__PROBLEM STATEMENT__
Extract all lines that hold the string "structured".
═══
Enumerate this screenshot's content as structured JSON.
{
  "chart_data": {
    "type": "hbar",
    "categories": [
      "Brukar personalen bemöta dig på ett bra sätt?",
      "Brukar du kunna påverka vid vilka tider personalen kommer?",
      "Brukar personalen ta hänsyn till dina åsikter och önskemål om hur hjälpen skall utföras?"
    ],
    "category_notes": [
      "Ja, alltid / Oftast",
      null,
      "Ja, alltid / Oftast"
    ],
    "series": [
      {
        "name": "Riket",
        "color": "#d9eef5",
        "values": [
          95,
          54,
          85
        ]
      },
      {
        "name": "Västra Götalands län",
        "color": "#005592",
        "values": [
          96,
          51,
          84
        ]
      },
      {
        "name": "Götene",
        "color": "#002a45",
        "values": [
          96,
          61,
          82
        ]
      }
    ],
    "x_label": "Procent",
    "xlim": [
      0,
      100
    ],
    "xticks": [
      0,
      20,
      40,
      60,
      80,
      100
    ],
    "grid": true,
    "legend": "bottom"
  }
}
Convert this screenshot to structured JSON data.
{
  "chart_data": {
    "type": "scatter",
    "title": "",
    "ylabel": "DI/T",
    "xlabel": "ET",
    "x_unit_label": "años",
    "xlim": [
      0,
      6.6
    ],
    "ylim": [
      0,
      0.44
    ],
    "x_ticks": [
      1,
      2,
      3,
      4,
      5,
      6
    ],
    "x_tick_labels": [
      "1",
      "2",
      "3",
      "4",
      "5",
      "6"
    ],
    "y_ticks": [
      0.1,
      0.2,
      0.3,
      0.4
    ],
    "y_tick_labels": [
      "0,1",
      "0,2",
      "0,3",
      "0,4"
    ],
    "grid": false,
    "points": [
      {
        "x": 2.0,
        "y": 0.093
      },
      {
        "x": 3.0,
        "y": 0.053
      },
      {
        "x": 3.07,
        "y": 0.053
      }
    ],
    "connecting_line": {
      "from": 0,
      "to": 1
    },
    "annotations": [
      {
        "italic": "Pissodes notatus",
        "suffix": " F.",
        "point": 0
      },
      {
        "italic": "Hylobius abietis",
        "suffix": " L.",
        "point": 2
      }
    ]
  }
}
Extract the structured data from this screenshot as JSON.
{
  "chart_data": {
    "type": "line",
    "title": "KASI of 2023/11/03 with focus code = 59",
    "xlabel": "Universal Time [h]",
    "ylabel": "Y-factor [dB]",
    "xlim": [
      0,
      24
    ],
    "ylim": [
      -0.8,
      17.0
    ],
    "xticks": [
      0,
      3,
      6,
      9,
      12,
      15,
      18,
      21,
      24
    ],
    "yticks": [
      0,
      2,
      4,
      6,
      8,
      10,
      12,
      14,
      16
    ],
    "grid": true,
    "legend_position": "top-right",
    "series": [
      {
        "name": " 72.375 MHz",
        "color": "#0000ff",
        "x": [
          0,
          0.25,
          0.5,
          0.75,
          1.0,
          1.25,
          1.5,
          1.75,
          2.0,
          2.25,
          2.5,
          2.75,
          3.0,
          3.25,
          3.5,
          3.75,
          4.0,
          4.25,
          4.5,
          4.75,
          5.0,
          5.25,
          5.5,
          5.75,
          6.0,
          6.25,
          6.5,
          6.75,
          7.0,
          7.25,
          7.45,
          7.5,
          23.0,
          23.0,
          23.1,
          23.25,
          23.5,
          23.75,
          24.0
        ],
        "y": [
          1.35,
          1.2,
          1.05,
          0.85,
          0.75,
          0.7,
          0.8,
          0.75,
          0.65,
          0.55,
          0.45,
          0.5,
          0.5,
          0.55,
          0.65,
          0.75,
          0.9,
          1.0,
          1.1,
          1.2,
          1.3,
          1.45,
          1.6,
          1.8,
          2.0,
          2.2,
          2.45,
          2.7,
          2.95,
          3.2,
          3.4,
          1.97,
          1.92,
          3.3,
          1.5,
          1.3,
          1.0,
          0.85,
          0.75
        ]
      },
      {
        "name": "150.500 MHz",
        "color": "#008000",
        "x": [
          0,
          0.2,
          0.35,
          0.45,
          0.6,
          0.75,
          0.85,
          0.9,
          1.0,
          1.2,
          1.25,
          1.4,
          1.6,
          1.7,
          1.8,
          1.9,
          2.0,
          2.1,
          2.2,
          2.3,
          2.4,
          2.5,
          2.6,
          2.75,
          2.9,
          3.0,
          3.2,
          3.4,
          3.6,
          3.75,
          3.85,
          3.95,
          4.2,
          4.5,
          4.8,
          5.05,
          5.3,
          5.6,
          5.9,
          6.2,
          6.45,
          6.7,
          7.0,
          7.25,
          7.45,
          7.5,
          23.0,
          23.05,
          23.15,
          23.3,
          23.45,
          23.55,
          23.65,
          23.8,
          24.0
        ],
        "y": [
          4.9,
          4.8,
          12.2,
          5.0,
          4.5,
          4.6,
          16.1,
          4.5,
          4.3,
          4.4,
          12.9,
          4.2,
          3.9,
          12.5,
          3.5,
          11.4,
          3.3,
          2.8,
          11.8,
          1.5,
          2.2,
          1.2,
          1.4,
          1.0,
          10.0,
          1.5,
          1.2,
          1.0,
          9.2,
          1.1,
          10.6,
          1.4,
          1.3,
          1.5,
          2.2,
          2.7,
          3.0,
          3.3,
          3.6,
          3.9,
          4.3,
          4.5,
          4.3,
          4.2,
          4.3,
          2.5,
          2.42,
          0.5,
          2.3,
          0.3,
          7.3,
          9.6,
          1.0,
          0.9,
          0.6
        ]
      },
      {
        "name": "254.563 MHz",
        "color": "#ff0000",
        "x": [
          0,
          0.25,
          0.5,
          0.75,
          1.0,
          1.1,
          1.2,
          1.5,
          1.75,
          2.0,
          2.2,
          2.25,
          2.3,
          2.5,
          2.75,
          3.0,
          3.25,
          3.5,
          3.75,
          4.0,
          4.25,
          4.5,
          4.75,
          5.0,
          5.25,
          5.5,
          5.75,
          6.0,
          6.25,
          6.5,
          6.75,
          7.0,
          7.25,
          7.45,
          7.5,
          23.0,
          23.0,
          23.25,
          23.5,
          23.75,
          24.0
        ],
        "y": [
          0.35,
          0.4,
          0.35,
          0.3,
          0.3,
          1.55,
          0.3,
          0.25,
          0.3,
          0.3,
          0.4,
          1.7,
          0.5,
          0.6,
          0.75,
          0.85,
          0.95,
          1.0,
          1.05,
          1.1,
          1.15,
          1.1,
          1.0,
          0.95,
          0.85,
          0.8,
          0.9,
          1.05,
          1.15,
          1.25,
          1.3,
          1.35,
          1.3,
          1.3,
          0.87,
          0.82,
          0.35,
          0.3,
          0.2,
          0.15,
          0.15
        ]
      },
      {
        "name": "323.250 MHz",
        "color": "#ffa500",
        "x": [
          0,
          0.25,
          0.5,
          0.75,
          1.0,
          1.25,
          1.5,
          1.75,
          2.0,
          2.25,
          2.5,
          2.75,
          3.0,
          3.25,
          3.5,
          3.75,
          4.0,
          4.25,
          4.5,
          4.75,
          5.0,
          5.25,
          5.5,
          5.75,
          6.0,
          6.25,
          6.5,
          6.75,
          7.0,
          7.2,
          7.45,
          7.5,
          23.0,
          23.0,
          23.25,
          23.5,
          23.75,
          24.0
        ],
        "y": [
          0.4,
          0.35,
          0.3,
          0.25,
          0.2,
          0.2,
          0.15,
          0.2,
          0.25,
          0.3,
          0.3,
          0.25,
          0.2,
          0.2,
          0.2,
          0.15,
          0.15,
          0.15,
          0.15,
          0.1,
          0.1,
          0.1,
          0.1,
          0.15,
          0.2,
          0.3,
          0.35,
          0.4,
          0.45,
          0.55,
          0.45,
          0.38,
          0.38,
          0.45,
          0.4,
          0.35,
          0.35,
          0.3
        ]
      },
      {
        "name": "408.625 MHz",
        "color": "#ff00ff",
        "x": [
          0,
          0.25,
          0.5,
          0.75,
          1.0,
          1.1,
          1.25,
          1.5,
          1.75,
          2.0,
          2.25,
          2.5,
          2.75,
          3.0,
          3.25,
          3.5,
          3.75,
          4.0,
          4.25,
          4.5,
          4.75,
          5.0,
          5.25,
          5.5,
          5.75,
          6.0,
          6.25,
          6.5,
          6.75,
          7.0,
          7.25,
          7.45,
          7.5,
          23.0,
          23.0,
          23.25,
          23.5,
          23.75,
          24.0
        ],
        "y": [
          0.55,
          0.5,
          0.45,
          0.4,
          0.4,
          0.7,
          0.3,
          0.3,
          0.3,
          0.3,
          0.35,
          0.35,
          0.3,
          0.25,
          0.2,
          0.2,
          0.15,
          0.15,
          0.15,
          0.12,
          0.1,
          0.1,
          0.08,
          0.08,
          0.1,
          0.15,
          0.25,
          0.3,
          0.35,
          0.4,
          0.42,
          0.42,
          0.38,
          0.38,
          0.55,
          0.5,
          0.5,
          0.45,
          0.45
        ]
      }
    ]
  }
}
═══
__REPLY__
Enumerate this screenshot's content as structured JSON.
Convert this screenshot to structured JSON data.
Extract the structured data from this screenshot as JSON.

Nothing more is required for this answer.